Tally how many lines of these entries hold the string "Members". Return the number alone.

# Provided data start

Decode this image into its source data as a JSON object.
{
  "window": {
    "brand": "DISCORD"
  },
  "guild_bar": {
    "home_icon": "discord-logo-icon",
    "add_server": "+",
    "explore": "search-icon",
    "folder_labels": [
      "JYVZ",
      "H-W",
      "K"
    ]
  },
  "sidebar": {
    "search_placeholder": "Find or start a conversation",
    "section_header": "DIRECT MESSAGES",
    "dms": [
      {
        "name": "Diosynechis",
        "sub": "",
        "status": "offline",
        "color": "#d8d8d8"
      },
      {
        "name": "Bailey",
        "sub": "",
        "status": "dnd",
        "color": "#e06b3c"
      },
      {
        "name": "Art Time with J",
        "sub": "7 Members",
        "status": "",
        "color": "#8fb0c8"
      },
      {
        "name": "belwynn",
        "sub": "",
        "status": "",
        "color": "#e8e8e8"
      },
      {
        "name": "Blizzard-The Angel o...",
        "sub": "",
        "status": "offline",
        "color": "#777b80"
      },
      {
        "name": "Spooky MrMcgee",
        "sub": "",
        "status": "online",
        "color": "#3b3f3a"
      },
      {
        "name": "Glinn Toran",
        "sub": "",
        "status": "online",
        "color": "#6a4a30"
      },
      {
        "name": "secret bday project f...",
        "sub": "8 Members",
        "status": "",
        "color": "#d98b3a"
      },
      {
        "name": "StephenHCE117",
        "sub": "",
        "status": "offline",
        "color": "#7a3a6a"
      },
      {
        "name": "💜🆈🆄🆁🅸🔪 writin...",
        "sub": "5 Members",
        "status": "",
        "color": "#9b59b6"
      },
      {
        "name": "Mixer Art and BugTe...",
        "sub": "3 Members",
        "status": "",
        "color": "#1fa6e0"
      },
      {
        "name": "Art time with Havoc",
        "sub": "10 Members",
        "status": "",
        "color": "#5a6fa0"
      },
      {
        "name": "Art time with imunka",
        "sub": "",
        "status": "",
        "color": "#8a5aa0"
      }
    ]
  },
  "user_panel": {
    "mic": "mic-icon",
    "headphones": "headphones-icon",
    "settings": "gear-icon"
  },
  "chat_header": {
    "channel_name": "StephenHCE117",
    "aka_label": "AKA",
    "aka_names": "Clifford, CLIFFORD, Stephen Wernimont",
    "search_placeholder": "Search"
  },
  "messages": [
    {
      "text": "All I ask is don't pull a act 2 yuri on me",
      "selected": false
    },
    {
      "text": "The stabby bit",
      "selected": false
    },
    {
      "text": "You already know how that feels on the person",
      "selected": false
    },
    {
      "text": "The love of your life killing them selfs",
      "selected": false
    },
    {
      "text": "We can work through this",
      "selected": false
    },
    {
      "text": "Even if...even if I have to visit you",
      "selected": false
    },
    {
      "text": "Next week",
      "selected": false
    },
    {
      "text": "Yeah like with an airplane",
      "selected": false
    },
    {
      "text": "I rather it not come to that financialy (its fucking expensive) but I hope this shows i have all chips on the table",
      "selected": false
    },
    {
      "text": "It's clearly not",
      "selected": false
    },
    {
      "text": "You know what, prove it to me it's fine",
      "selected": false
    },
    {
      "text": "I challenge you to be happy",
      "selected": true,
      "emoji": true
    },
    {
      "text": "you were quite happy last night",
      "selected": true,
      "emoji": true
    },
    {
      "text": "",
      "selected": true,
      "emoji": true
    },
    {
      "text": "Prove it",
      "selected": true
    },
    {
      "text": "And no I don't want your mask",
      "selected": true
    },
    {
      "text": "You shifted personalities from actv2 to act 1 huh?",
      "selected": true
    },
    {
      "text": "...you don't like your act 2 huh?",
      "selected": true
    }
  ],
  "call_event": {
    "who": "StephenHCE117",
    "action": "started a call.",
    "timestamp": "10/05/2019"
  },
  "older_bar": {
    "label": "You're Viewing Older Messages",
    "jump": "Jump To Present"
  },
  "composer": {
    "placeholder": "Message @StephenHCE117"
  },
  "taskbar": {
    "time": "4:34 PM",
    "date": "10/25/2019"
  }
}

# Provided data end

Exercise solution
5